Items from a data source:
• • • • • • •

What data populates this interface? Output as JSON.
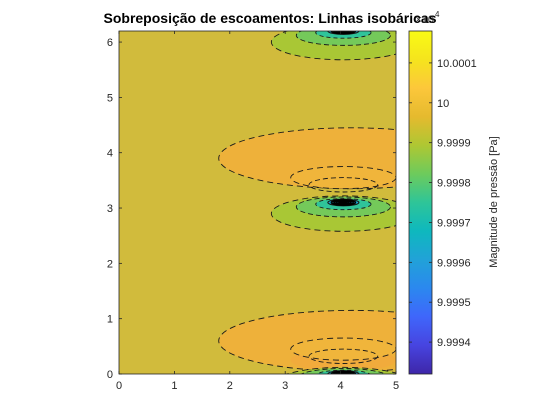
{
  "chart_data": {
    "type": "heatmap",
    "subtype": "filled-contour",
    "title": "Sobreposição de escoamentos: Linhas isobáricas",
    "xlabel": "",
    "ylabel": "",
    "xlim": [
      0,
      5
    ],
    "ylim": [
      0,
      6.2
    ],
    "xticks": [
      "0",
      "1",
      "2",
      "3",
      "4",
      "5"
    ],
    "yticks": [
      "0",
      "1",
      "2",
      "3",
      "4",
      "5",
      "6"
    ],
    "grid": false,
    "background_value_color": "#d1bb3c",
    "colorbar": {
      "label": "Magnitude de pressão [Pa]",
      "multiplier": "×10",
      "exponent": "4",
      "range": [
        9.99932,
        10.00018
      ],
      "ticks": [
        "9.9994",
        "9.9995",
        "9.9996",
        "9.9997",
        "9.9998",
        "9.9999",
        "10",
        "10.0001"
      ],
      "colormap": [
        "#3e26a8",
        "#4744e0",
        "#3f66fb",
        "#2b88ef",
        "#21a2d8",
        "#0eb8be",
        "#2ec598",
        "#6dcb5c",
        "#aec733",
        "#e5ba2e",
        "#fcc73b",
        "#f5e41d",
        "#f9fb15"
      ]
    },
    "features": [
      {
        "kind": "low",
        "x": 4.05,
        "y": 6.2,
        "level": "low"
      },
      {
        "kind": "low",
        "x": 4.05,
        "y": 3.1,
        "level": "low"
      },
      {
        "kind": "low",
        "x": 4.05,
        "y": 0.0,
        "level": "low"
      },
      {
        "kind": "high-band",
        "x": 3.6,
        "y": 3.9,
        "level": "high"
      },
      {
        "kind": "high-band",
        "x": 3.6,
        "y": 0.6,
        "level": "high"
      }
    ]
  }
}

• • • • • • •

### TASK DETAILS:
Without the pictures, restate all of the entries above verbatim.

### WRITTEN REPLY:
What data populates this interface? Output as JSON.
{
  "chart_data": {
    "type": "heatmap",
    "subtype": "filled-contour",
    "title": "Sobreposição de escoamentos: Linhas isobáricas",
    "xlabel": "",
    "ylabel": "",
    "xlim": [
      0,
      5
    ],
    "ylim": [
      0,
      6.2
    ],
    "xticks": [
      "0",
      "1",
      "2",
      "3",
      "4",
      "5"
    ],
    "yticks": [
      "0",
      "1",
      "2",
      "3",
      "4",
      "5",
      "6"
    ],
    "grid": false,
    "background_value_color": "#d1bb3c",
    "colorbar": {
      "label": "Magnitude de pressão [Pa]",
      "multiplier": "×10",
      "exponent": "4",
      "range": [
        9.99932,
        10.00018
      ],
      "ticks": [
        "9.9994",
        "9.9995",
        "9.9996",
        "9.9997",
        "9.9998",
        "9.9999",
        "10",
        "10.0001"
      ],
      "colormap": [
        "#3e26a8",
        "#4744e0",
        "#3f66fb",
        "#2b88ef",
        "#21a2d8",
        "#0eb8be",
        "#2ec598",
        "#6dcb5c",
        "#aec733",
        "#e5ba2e",
        "#fcc73b",
        "#f5e41d",
        "#f9fb15"
      ]
    },
    "features": [
      {
        "kind": "low",
        "x": 4.05,
        "y": 6.2,
        "level": "low"
      },
      {
        "kind": "low",
        "x": 4.05,
        "y": 3.1,
        "level": "low"
      },
      {
        "kind": "low",
        "x": 4.05,
        "y": 0.0,
        "level": "low"
      },
      {
        "kind": "high-band",
        "x": 3.6,
        "y": 3.9,
        "level": "high"
      },
      {
        "kind": "high-band",
        "x": 3.6,
        "y": 0.6,
        "level": "high"
      }
    ]
  }
}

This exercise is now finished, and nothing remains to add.